[Figure collection entries]

****************************************

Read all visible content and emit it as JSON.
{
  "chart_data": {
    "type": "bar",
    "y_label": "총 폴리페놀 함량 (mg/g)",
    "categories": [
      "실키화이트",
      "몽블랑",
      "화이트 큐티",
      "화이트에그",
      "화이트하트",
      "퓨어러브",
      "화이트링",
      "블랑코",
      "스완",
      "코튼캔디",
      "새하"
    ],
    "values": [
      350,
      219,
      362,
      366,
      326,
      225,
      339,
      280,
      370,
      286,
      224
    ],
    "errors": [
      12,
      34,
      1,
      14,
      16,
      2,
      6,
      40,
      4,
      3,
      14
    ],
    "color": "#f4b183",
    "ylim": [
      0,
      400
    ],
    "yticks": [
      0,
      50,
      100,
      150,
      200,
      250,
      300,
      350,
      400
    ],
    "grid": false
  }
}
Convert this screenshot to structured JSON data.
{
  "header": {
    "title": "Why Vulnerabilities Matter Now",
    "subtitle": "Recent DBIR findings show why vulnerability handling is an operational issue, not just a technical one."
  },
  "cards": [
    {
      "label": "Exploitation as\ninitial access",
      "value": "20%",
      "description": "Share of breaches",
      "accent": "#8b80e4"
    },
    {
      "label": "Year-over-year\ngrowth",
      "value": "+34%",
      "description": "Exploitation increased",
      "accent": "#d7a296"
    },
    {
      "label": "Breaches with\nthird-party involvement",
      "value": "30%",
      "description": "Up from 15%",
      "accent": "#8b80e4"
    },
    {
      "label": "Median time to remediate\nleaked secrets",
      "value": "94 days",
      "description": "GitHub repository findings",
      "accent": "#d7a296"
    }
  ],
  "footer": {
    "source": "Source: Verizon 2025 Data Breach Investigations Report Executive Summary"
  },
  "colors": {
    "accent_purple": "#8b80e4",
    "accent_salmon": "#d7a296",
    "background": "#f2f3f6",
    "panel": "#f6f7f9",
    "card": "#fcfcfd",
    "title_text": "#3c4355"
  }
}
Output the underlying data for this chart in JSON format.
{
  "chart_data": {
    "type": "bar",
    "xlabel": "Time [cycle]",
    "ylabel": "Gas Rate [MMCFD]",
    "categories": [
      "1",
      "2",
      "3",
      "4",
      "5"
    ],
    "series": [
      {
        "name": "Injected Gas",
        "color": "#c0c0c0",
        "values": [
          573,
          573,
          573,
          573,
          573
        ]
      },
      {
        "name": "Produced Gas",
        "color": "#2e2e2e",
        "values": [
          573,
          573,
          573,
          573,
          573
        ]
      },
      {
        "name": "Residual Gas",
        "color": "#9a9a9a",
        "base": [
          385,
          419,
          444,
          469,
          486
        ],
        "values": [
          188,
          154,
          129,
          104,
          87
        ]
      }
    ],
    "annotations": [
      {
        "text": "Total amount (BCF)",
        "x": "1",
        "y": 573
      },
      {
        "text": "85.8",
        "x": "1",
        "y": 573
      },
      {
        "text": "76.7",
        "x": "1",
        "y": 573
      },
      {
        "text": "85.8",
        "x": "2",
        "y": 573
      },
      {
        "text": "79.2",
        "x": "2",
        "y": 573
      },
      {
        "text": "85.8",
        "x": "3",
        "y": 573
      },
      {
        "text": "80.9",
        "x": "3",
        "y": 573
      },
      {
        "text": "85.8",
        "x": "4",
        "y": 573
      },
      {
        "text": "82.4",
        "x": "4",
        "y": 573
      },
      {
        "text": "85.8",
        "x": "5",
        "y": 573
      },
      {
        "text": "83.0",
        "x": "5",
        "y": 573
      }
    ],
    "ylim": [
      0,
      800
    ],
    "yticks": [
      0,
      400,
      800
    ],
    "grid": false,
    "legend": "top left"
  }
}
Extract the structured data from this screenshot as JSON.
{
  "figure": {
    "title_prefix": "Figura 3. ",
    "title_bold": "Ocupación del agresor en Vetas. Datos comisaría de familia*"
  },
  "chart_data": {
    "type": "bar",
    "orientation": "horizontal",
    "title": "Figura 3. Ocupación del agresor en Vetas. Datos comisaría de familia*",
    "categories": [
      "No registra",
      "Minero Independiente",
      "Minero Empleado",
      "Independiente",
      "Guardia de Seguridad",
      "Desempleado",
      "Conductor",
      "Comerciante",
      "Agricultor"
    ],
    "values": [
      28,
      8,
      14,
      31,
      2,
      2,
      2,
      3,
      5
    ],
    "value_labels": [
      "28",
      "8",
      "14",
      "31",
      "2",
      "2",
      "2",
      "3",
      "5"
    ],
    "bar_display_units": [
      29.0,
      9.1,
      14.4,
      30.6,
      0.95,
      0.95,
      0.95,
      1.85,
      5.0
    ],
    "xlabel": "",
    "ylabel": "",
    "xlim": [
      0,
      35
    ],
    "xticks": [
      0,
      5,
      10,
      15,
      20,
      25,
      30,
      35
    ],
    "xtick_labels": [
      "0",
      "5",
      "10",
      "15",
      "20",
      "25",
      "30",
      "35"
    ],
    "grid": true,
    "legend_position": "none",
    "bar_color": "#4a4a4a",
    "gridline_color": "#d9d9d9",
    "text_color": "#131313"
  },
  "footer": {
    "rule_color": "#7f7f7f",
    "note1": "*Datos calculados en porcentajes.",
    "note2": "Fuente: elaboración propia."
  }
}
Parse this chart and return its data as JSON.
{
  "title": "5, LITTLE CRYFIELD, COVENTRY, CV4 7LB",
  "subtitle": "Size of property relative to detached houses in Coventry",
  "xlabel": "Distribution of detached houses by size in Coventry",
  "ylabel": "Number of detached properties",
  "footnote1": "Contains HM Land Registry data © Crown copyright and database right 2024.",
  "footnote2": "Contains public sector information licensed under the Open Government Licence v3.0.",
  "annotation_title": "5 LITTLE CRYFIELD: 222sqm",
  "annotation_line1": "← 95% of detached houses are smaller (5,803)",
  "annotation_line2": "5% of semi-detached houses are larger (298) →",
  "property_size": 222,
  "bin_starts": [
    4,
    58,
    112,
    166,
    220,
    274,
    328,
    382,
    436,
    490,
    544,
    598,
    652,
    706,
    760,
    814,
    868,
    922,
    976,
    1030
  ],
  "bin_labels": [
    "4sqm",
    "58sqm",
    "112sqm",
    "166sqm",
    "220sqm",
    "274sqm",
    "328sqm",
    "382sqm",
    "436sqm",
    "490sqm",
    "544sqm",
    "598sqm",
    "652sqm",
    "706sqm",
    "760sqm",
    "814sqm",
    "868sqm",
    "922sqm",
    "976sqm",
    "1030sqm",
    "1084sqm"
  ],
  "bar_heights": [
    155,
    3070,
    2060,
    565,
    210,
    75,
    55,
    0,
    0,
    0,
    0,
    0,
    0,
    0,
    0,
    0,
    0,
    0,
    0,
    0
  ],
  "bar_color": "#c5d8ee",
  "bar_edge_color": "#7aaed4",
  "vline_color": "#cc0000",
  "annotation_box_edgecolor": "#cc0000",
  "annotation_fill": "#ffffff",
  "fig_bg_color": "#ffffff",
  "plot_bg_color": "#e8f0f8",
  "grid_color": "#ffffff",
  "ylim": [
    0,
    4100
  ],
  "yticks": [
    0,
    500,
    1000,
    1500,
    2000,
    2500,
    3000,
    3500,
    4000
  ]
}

****************************************

DO THIS.
Return each line of the records above exactly as it reads.

ANSWER FOR THE TASK.
Read all visible content and emit it as JSON.
{
  "chart_data": {
    "type": "bar",
    "y_label": "총 폴리페놀 함량 (mg/g)",
    "categories": [
      "실키화이트",
      "몽블랑",
      "화이트 큐티",
      "화이트에그",
      "화이트하트",
      "퓨어러브",
      "화이트링",
      "블랑코",
      "스완",
      "코튼캔디",
      "새하"
    ],
    "values": [
      350,
      219,
      362,
      366,
      326,
      225,
      339,
      280,
      370,
      286,
      224
    ],
    "errors": [
      12,
      34,
      1,
      14,
      16,
      2,
      6,
      40,
      4,
      3,
      14
    ],
    "color": "#f4b183",
    "ylim": [
      0,
      400
    ],
    "yticks": [
      0,
      50,
      100,
      150,
      200,
      250,
      300,
      350,
      400
    ],
    "grid": false
  }
}
Convert this screenshot to structured JSON data.
{
  "header": {
    "title": "Why Vulnerabilities Matter Now",
    "subtitle": "Recent DBIR findings show why vulnerability handling is an operational issue, not just a technical one."
  },
  "cards": [
    {
      "label": "Exploitation as\ninitial access",
      "value": "20%",
      "description": "Share of breaches",
      "accent": "#8b80e4"
    },
    {
      "label": "Year-over-year\ngrowth",
      "value": "+34%",
      "description": "Exploitation increased",
      "accent": "#d7a296"
    },
    {
      "label": "Breaches with\nthird-party involvement",
      "value": "30%",
      "description": "Up from 15%",
      "accent": "#8b80e4"
    },
    {
      "label": "Median time to remediate\nleaked secrets",
      "value": "94 days",
      "description": "GitHub repository findings",
      "accent": "#d7a296"
    }
  ],
  "footer": {
    "source": "Source: Verizon 2025 Data Breach Investigations Report Executive Summary"
  },
  "colors": {
    "accent_purple": "#8b80e4",
    "accent_salmon": "#d7a296",
    "background": "#f2f3f6",
    "panel": "#f6f7f9",
    "card": "#fcfcfd",
    "title_text": "#3c4355"
  }
}
Output the underlying data for this chart in JSON format.
{
  "chart_data": {
    "type": "bar",
    "xlabel": "Time [cycle]",
    "ylabel": "Gas Rate [MMCFD]",
    "categories": [
      "1",
      "2",
      "3",
      "4",
      "5"
    ],
    "series": [
      {
        "name": "Injected Gas",
        "color": "#c0c0c0",
        "values": [
          573,
          573,
          573,
          573,
          573
        ]
      },
      {
        "name": "Produced Gas",
        "color": "#2e2e2e",
        "values": [
          573,
          573,
          573,
          573,
          573
        ]
      },
      {
        "name": "Residual Gas",
        "color": "#9a9a9a",
        "base": [
          385,
          419,
          444,
          469,
          486
        ],
        "values": [
          188,
          154,
          129,
          104,
          87
        ]
      }
    ],
    "annotations": [
      {
        "text": "Total amount (BCF)",
        "x": "1",
        "y": 573
      },
      {
        "text": "85.8",
        "x": "1",
        "y": 573
      },
      {
        "text": "76.7",
        "x": "1",
        "y": 573
      },
      {
        "text": "85.8",
        "x": "2",
        "y": 573
      },
      {
        "text": "79.2",
        "x": "2",
        "y": 573
      },
      {
        "text": "85.8",
        "x": "3",
        "y": 573
      },
      {
        "text": "80.9",
        "x": "3",
        "y": 573
      },
      {
        "text": "85.8",
        "x": "4",
        "y": 573
      },
      {
        "text": "82.4",
        "x": "4",
        "y": 573
      },
      {
        "text": "85.8",
        "x": "5",
        "y": 573
      },
      {
        "text": "83.0",
        "x": "5",
        "y": 573
      }
    ],
    "ylim": [
      0,
      800
    ],
    "yticks": [
      0,
      400,
      800
    ],
    "grid": false,
    "legend": "top left"
  }
}
Extract the structured data from this screenshot as JSON.
{
  "figure": {
    "title_prefix": "Figura 3. ",
    "title_bold": "Ocupación del agresor en Vetas. Datos comisaría de familia*"
  },
  "chart_data": {
    "type": "bar",
    "orientation": "horizontal",
    "title": "Figura 3. Ocupación del agresor en Vetas. Datos comisaría de familia*",
    "categories": [
      "No registra",
      "Minero Independiente",
      "Minero Empleado",
      "Independiente",
      "Guardia de Seguridad",
      "Desempleado",
      "Conductor",
      "Comerciante",
      "Agricultor"
    ],
    "values": [
      28,
      8,
      14,
      31,
      2,
      2,
      2,
      3,
      5
    ],
    "value_labels": [
      "28",
      "8",
      "14",
      "31",
      "2",
      "2",
      "2",
      "3",
      "5"
    ],
    "bar_display_units": [
      29.0,
      9.1,
      14.4,
      30.6,
      0.95,
      0.95,
      0.95,
      1.85,
      5.0
    ],
    "xlabel": "",
    "ylabel": "",
    "xlim": [
      0,
      35
    ],
    "xticks": [
      0,
      5,
      10,
      15,
      20,
      25,
      30,
      35
    ],
    "xtick_labels": [
      "0",
      "5",
      "10",
      "15",
      "20",
      "25",
      "30",
      "35"
    ],
    "grid": true,
    "legend_position": "none",
    "bar_color": "#4a4a4a",
    "gridline_color": "#d9d9d9",
    "text_color": "#131313"
  },
  "footer": {
    "rule_color": "#7f7f7f",
    "note1": "*Datos calculados en porcentajes.",
    "note2": "Fuente: elaboración propia."
  }
}
Parse this chart and return its data as JSON.
{
  "title": "5, LITTLE CRYFIELD, COVENTRY, CV4 7LB",
  "subtitle": "Size of property relative to detached houses in Coventry",
  "xlabel": "Distribution of detached houses by size in Coventry",
  "ylabel": "Number of detached properties",
  "footnote1": "Contains HM Land Registry data © Crown copyright and database right 2024.",
  "footnote2": "Contains public sector information licensed under the Open Government Licence v3.0.",
  "annotation_title": "5 LITTLE CRYFIELD: 222sqm",
  "annotation_line1": "← 95% of detached houses are smaller (5,803)",
  "annotation_line2": "5% of semi-detached houses are larger (298) →",
  "property_size": 222,
  "bin_starts": [
    4,
    58,
    112,
    166,
    220,
    274,
    328,
    382,
    436,
    490,
    544,
    598,
    652,
    706,
    760,
    814,
    868,
    922,
    976,
    1030
  ],
  "bin_labels": [
    "4sqm",
    "58sqm",
    "112sqm",
    "166sqm",
    "220sqm",
    "274sqm",
    "328sqm",
    "382sqm",
    "436sqm",
    "490sqm",
    "544sqm",
    "598sqm",
    "652sqm",
    "706sqm",
    "760sqm",
    "814sqm",
    "868sqm",
    "922sqm",
    "976sqm",
    "1030sqm",
    "1084sqm"
  ],
  "bar_heights": [
    155,
    3070,
    2060,
    565,
    210,
    75,
    55,
    0,
    0,
    0,
    0,
    0,
    0,
    0,
    0,
    0,
    0,
    0,
    0,
    0
  ],
  "bar_color": "#c5d8ee",
  "bar_edge_color": "#7aaed4",
  "vline_color": "#cc0000",
  "annotation_box_edgecolor": "#cc0000",
  "annotation_fill": "#ffffff",
  "fig_bg_color": "#ffffff",
  "plot_bg_color": "#e8f0f8",
  "grid_color": "#ffffff",
  "ylim": [
    0,
    4100
  ],
  "yticks": [
    0,
    500,
    1000,
    1500,
    2000,
    2500,
    3000,
    3500,
    4000
  ]
}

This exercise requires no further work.